• [The tasks]
A – In the article on the year 206 BC, by what name was the year known at the time?
B – Say whether each statement agrees with the article on the year 206 BC, and back each yes or no with the deciding words of the article, quoted exactly. (i) The Battle of Ilipa was fought near Seville. (ii) After the battle, Mago retreats to Carthage. (iii) In the Byzantine calendar, the year is 5303–5304.
C – Carry on the article on the year 206 BC from the point where it stops.

• [Page extract]

206 BC in various calendars
- Gregorian calendar: 206 BC CCVI BC
- Ab urbe condita: 548
- Ancient Egypt era: XXXIII dynasty, 118
- - Pharaoh: Ptolemy IV Philopator, 16
- Ancient Greek Olympiad (summer): 143rd Olympiad, year 3
- Assyrian calendar: 4545
- Balinese saka calendar: N/A
- Bengali calendar: −799 – −798
- Berber calendar: 745
- Buddhist calendar: 339
- Burmese calendar: −843
- Byzantine calendar: 5303–5304
- Chinese calendar: 甲午年 (Wood Horse) 2492 or 2285 — to — 乙未年 (Wood Goat) 2493 or 2286
- Coptic calendar: −489 – −488
- Discordian calendar: 961
- Ethiopian calendar: −213 – −212
- Hebrew calendar: 3555–3556
- - Vikram Samvat: −149 – −148
- - Shaka Samvat: N/A
- - Kali Yuga: 2895–2896
- Holocene calendar: 9795
- Iranian calendar: 827 BP – 826 BP
- Islamic calendar: 852 BH – 851 BH
- Javanese calendar: N/A
- Julian calendar: N/A
- Korean calendar: 2128
- Minguo calendar: 2117 before ROC 民前2117年
- Nanakshahi calendar: −1673
- Seleucid era: 106/107 AG
- Thai solar calendar: 337–338
- Tibetan calendar: ཤིང་ཕོ་རྟ་ལོ་ (male Wood-Horse) −79 or −460 or −1232 — to — ཤིང་མོ་ལུག་ལོ་ (female Wood-Sheep) −78 or −459 or −1231

= 206 BC =

Year 206 BC was a year of the pre-Julian Roman calendar. At the time it was known as the Year of the Consulship of Philo and Metellus (or, less frequently, year 548 Ab urbe condita). The denomination 206 BC for this year has been used since the early medieval period, when the Anno Domini calendar era became the prevalent method in Europe for naming years.

== Events ==

=== By place ===

==== Roman Republic ====
- In the Battle of Ilipa (Alcalá del Río, near Seville) in Spain, the Carthaginian generals, Mago Barca and Hasdrubal Gisco, are defeated by the Roman general Publius Cornelius Scipio. Mago retreats to Gades (modern Cádiz) and then sails for the Balearic Islands.

• [Data rows]
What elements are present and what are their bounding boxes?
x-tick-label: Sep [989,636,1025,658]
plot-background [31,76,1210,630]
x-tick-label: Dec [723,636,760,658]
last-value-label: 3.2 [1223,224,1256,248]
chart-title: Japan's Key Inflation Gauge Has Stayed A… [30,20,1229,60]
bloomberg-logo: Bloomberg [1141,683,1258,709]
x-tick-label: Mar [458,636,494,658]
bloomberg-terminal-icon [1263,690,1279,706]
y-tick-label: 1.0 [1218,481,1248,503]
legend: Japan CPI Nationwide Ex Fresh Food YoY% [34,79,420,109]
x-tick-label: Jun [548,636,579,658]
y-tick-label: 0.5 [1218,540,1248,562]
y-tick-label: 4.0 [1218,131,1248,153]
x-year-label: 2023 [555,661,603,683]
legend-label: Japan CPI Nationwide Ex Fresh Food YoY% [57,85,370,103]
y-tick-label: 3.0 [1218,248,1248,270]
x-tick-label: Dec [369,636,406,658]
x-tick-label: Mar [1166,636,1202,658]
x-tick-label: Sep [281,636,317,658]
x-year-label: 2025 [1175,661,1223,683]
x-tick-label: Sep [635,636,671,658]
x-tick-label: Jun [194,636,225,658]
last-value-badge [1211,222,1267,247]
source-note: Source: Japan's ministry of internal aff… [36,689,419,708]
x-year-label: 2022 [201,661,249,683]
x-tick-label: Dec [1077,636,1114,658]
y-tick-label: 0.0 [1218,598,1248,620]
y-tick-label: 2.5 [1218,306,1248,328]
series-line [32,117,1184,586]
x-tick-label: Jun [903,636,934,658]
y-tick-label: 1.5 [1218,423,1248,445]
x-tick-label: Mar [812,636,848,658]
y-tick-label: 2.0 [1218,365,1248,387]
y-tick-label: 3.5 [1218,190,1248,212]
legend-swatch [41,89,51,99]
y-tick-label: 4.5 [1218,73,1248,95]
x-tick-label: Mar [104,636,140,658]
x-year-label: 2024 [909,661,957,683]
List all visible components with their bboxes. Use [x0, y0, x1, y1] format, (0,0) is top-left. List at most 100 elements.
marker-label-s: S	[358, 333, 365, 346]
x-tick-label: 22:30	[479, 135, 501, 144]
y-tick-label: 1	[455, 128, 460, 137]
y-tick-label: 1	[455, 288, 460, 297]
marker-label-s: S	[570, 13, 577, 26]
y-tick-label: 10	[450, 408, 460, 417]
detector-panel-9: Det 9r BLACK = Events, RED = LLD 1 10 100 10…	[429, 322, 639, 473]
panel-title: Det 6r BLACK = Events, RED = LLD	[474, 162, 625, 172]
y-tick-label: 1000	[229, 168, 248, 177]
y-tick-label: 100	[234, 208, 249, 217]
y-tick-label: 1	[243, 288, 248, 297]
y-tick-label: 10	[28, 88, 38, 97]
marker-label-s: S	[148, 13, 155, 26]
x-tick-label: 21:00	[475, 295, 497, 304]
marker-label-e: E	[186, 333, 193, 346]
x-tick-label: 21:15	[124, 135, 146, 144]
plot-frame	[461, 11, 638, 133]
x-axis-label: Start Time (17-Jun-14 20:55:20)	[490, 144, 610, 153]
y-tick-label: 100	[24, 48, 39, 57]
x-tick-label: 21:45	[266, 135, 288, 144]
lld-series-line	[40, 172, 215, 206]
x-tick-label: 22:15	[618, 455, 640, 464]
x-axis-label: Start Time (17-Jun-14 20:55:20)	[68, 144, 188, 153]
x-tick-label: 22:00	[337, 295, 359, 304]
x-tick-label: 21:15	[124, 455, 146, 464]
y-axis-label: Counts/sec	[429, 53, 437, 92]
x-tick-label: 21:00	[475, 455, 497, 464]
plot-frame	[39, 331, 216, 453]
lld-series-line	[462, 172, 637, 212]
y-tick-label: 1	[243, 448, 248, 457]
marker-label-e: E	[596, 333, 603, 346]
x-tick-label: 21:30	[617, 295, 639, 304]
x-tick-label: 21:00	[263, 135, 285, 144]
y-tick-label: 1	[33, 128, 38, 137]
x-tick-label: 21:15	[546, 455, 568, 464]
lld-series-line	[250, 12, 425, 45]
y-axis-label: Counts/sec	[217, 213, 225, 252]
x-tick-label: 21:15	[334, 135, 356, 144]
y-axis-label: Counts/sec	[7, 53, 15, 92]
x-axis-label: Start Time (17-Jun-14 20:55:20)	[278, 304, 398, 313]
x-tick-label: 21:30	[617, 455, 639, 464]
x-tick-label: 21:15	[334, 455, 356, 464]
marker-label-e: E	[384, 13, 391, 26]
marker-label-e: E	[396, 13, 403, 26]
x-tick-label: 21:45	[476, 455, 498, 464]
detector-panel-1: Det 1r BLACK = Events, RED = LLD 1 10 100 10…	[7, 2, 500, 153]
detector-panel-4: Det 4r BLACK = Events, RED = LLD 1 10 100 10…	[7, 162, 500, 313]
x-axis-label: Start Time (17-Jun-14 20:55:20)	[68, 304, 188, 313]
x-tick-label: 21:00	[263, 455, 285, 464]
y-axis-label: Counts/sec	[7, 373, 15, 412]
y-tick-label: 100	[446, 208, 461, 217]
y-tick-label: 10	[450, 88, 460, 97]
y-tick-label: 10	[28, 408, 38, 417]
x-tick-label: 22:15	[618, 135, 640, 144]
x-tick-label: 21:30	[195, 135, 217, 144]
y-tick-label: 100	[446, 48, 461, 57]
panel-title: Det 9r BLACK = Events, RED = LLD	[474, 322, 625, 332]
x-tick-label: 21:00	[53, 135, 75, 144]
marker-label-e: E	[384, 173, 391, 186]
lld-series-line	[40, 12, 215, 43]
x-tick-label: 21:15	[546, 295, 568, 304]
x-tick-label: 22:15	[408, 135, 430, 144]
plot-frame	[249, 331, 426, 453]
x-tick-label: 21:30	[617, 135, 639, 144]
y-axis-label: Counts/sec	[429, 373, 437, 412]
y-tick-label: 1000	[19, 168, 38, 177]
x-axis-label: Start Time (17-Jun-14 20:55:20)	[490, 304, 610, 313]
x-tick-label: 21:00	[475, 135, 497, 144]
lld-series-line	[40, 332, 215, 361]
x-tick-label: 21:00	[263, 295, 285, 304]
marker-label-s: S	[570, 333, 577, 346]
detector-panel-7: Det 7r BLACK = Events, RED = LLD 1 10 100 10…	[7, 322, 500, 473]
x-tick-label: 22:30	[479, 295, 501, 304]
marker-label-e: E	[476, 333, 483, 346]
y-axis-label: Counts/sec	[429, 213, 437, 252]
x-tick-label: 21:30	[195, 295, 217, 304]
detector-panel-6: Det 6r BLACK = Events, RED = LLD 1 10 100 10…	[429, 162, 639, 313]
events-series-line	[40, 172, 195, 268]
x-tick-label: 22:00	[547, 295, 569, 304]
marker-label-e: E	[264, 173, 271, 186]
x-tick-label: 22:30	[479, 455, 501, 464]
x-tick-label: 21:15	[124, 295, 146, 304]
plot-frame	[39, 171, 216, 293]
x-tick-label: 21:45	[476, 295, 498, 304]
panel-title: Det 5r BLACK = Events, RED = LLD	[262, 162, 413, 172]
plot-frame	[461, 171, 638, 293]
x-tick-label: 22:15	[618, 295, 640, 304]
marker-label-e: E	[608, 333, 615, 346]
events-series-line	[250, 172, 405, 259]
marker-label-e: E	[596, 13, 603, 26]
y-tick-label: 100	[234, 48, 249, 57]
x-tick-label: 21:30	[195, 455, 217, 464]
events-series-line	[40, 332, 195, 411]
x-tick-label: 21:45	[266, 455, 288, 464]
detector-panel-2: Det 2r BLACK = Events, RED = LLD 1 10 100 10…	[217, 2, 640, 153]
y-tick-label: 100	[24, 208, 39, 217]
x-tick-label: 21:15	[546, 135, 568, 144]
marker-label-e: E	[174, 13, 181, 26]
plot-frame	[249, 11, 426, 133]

• [Results of the exercise]
A – It was known as the Year of the Consulship of Philo and Metellus.

B –
(i) Yes: "In the Battle of Ilipa (Alcalá del Río, near Seville) in Spain"
(ii) No: "Mago retreats to Gades (modern Cádiz) and then sails for the Balearic Islands."
(iii) Yes: "Byzantine calendar: 5303–5304"

C –
- The Roman general Publius Cornelius Scipio secures Gades, thus making Roman control of Spain complete. With the effective withdrawal of the Carthaginians from Spain, Hispania becomes a Roman province.
- The city of Italica (northwest of modern Seville, Spain) is founded by Scipio as a place to settle for the Roman soldiers wounded in the Battle of Ilipa.
- After having successfully driven the Carthaginians out of Spain, Scipio returns in triumph to Rome and is elected consul. He then prepares to carry the war into Carthage's territory in North Africa.

==== Carthage ====
- Hasdrubal Gisco retreats to the coast and then crosses to North Africa, where he gives his daughter in marriage to Syphax, king of the Numidian Masaesyli tribe, to formalize their military alliance.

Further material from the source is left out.